→ **The tasks**:
A) In the article on quantity and success, how many US patents did Thomas Edison have in his name?
B) Translate this sentence from the article on quantity and success into Spanish: "The best way to guarantee success in almost any pursuit is to be prolific."
C) Resume the article on quantity and success, picking up right after its last sentence.

→ **Provided text**:
= = = = =

By John Sonmez January 27, 2014

There Is No Better Indicator of Success Than Quantity

The best way to guarantee success in almost any pursuit is to be prolific. Not all successful people are prolific, but almost all prolific people–regardless of vocation–are successful.

When you take so many swings at the ball, it is hard to not eventually hit a home run.

Unbalanced rewards

Rewards are unfairly skewed towards the top.

I used to be addicted to playing poker tournaments online. I would spend countless hours in the evenings with multiple poker tables open, happily clicking away as I could hear the mechanical chk chk chk of the computerized dealer dealing me out hand after hand.

poker

A typical breakdown of a poker tournament prize pool goes something like this:

  • 1st place = 25%
  • 2nd place = 15%
  • 3rd place = 10%
  • 4th and lower = remaining 50%

Half of all the money goes to the top 3 places. A quarter of it goes to 1st place.

In a poker tournament, you want to win first place.

This same kind of payout structure exists in many areas of life. You see it everywhere you look. 1st place gets the big bucks, the endorsement deals, and a unfair share of the glory. 2nd place and lower get much less.

As Ricky Bobby says, “If you ain't first you're last.”

Because so much of life is weighted to give those who end up on top a lion's share of the bounty, it makes much more sense to take a lot of big swings than it does to take a few little swings.

Keep swinging that bat as hard as you can, and even if you have your eyes closed, you are bound to eventually connect with the ball, and when you do you are going to knock it right out of the park.

Rarely when you find someone who is wildly successful, do you find them taking small carefully calculated conservative steps, instead you find them wildly flailing in every direction until success just walks right into one of their haymakers.

Some examples

One of the most famous examples of prolific people who produce amazing results is Thomas Edison. (By the way, if you don't know what prolific means, it basically means producing a lot.)

Thomas Edison had 1,093 US patents in his name. That means he basically invented a new thing every single day for the equivalent of 3 years. Imagine waking up every morning and filing a patent for 3 years–talk about being productive.

Here is another example. You've probably heard of the famous romance and fiction novelist Nora Roberts. Any guesses to how many books she has written?

She has written over 208 novels. Not blog posts, not eBooks–novels.

She doesn't use a ghostwriter. She doesn't have a research assistant. She does it all herself and she publishes about 5 complete novels a year. I can't even imagine writing that much.

Want to know how many blind swings Nora Roberts took before she knocked one out of the park?

Well, she got rejection letters for her first 6 books and got her first book published in 1981. From 1982 till 1984 she wrote 23 novels which were published and she didn't make the New York Times Best Seller List until 1991 when she had already produced close to 100 novels–that is a whole lot of swinging.

Now, every single novel she has published since 1999 has been a New York Times bestseller.

I want you to stop and think for a minute about how many authors or would-be-authors write one book or two books or even 10 books and give up. Think about it. If it took Nora Roberts almost a hundred tries to hit a home-run, why do so many people think they can do it in one?

I used to be lazy

I used to produce almost nothing. Weeks would go by and I would have no real tangible asset which I produced. During those times in my life, I wasn't a failure, but I wasn't going anywhere. I was just sort of floating in the pond.

But, one day something changed. I can't quite tell you what it was, but something lit a fire under my ass. I started being productive. I turned off the TV, put the XBox controller down and started producing instead of just consuming.

= = = = =

→ **Material provided**:
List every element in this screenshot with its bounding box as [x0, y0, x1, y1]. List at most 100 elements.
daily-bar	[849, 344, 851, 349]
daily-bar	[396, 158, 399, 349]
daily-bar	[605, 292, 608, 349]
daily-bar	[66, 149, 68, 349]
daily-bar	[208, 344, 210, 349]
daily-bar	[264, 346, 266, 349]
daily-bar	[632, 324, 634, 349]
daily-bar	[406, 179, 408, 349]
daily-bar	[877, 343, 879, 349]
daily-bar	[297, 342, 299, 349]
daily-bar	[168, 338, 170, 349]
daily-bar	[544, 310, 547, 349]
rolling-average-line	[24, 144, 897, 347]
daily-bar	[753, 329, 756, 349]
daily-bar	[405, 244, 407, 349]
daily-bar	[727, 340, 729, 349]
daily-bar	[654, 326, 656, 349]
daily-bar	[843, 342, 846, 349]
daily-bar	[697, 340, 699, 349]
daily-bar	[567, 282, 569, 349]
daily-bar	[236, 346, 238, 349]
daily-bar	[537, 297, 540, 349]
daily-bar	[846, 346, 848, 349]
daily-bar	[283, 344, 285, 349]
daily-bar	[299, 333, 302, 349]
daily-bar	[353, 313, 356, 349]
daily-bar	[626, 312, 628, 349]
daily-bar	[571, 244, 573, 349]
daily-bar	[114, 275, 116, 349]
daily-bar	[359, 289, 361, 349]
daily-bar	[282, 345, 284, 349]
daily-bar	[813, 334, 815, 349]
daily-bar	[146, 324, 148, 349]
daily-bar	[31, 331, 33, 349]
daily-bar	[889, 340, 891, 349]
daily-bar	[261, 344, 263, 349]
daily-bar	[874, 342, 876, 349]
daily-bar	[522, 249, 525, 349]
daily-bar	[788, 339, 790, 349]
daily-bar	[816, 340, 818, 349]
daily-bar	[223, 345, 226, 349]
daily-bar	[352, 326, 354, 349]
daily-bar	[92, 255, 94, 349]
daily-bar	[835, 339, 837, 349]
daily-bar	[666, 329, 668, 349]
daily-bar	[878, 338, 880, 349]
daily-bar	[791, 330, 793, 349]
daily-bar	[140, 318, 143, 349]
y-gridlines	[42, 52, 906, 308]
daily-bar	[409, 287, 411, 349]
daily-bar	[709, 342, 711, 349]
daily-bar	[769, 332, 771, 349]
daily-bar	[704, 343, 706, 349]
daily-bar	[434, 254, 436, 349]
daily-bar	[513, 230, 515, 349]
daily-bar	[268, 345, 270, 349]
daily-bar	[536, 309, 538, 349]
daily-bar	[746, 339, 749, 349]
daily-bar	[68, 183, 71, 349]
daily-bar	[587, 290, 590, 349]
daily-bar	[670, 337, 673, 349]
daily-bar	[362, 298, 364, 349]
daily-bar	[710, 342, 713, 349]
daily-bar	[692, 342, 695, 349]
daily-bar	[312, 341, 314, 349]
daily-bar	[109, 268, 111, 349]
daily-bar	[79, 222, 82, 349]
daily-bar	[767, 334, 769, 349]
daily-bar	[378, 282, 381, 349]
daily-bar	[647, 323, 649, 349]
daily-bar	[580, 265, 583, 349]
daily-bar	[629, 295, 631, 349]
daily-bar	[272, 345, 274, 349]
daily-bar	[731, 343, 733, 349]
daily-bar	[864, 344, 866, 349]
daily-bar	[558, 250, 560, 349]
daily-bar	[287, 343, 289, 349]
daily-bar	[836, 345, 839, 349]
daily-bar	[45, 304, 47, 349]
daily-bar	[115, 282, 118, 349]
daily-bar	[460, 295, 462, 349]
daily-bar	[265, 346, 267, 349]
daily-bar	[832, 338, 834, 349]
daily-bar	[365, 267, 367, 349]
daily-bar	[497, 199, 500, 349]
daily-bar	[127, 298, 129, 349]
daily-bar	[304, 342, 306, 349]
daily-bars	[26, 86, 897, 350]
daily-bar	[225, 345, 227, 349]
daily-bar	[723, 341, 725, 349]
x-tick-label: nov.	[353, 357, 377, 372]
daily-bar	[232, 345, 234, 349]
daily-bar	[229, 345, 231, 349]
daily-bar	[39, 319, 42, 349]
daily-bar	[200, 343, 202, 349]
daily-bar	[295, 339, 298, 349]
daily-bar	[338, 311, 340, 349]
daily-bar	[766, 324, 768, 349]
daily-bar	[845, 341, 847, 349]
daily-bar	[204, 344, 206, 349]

= = = = =

→ **Answer set**:
A) 1,093

B) La mejor manera de garantizar el éxito en casi cualquier empeño es ser prolífico.

C)
I went to work and I tried to see how many backlogs I could get done in a day. I got home and wrote blog posts and created Android apps. Everyday I was doing something. Everyday I was taking big swings and stepping into them–hard.

Then one day, crack–my bat connected with something.

I got a chance to do some developer training videos for Pluralsight.

I took a bunch more swings, producing courses as rapidly as I could. 3 years went by and somehow 54 courses manifested themselves out of nights and weekends of sitting in front of my computer recording. crack! crack! crack!

Base Hite

It started to become harder to miss the ball than it was to hit it.

Lazy me had become… prolific?

By the way, one of the first books that helped me become more productive was Getting Things Done by David Allen, I highly recommend reading this book if you've never read it before.

Also, if you are having trouble staying on task and actually producing the work you know you should be producing, read one of my all time favorite books, The War of Art by Stephen Pressfield. This book will kick your ass.

Quantity breeds quality

Many software developers focus on quality. And while quality is important, it can't be manufactured on its own. You can't force quality to appear. It takes practice; it takes quantity to produce quality.

If you want to become a better developer, write more code. Produce some applications. There has never been an easier time for a developer to publish their own application, whether it be a web application, mobile app or even a standalone desktop one.

If you want to write good code, you need to write a lot of it. No matter how hard you try, you aren't going to write better code by gritting your teeth and concentrating really hard. You've got to be actively producing code and solving problems if you want to produce better code and solve harder problems.

It’s not that quantity beats quality, so much as it breed quality.  The more you produce the better you become at producing.

Back to you

If you want to guarantee success, more than anything else, you need quantity. You can't just assume that your first try is going to be successful, you've got to assume it is going to take 5 tries or 10 tries or maybe even 100 tries to hit a big success.

Far too many people give up early and far too many people aren't willing to put in the hard work that is required to be prolific.

If you are having trouble hitting your stride it may be because you just haven't stuck with it long enough.

Your first application might not be a success. Your first attempt at solving a difficult problem may be a dismal failure. But, the question is, are you going to keep trying?

If you want to be successful, you have to learn how to produce. You've got to learn how to put a crank in your back and wind that thing up until you can't turn it any more.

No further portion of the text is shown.